▸ **WHAT YOU WILL DO**: Write out every line of the material exactly as it appears.

---

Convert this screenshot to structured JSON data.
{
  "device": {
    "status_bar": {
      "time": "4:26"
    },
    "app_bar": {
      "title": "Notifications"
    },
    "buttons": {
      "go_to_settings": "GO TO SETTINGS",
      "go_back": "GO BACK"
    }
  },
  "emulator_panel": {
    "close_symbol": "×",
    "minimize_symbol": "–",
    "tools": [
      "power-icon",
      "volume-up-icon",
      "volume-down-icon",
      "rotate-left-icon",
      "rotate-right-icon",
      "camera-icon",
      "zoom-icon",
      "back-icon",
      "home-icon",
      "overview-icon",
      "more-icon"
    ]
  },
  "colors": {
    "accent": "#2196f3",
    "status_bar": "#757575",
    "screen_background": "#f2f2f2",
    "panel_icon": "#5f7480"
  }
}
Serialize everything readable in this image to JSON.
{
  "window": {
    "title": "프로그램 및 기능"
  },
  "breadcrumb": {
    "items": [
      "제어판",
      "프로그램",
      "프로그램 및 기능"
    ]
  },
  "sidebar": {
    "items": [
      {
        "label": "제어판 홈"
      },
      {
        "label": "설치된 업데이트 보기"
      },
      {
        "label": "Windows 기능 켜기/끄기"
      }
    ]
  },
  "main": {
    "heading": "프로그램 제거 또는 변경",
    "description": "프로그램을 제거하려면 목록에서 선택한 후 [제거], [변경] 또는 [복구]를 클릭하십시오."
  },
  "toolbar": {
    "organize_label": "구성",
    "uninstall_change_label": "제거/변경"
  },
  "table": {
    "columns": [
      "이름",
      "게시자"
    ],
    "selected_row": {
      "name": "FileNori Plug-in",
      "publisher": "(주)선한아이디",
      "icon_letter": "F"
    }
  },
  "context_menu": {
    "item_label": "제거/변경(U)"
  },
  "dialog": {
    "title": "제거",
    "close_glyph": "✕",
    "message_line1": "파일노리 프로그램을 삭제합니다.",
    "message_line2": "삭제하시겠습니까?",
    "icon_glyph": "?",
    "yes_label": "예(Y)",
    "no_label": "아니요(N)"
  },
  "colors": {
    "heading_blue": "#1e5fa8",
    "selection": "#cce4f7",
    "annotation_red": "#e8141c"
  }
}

---

▸ **EXERCISE RESULT**:
Convert this screenshot to structured JSON data.
{
  "device": {
    "status_bar": {
      "time": "4:26"
    },
    "app_bar": {
      "title": "Notifications"
    },
    "buttons": {
      "go_to_settings": "GO TO SETTINGS",
      "go_back": "GO BACK"
    }
  },
  "emulator_panel": {
    "close_symbol": "×",
    "minimize_symbol": "–",
    "tools": [
      "power-icon",
      "volume-up-icon",
      "volume-down-icon",
      "rotate-left-icon",
      "rotate-right-icon",
      "camera-icon",
      "zoom-icon",
      "back-icon",
      "home-icon",
      "overview-icon",
      "more-icon"
    ]
  },
  "colors": {
    "accent": "#2196f3",
    "status_bar": "#757575",
    "screen_background": "#f2f2f2",
    "panel_icon": "#5f7480"
  }
}
Serialize everything readable in this image to JSON.
{
  "window": {
    "title": "프로그램 및 기능"
  },
  "breadcrumb": {
    "items": [
      "제어판",
      "프로그램",
      "프로그램 및 기능"
    ]
  },
  "sidebar": {
    "items": [
      {
        "label": "제어판 홈"
      },
      {
        "label": "설치된 업데이트 보기"
      },
      {
        "label": "Windows 기능 켜기/끄기"
      }
    ]
  },
  "main": {
    "heading": "프로그램 제거 또는 변경",
    "description": "프로그램을 제거하려면 목록에서 선택한 후 [제거], [변경] 또는 [복구]를 클릭하십시오."
  },
  "toolbar": {
    "organize_label": "구성",
    "uninstall_change_label": "제거/변경"
  },
  "table": {
    "columns": [
      "이름",
      "게시자"
    ],
    "selected_row": {
      "name": "FileNori Plug-in",
      "publisher": "(주)선한아이디",
      "icon_letter": "F"
    }
  },
  "context_menu": {
    "item_label": "제거/변경(U)"
  },
  "dialog": {
    "title": "제거",
    "close_glyph": "✕",
    "message_line1": "파일노리 프로그램을 삭제합니다.",
    "message_line2": "삭제하시겠습니까?",
    "icon_glyph": "?",
    "yes_label": "예(Y)",
    "no_label": "아니요(N)"
  },
  "colors": {
    "heading_blue": "#1e5fa8",
    "selection": "#cce4f7",
    "annotation_red": "#e8141c"
  }
}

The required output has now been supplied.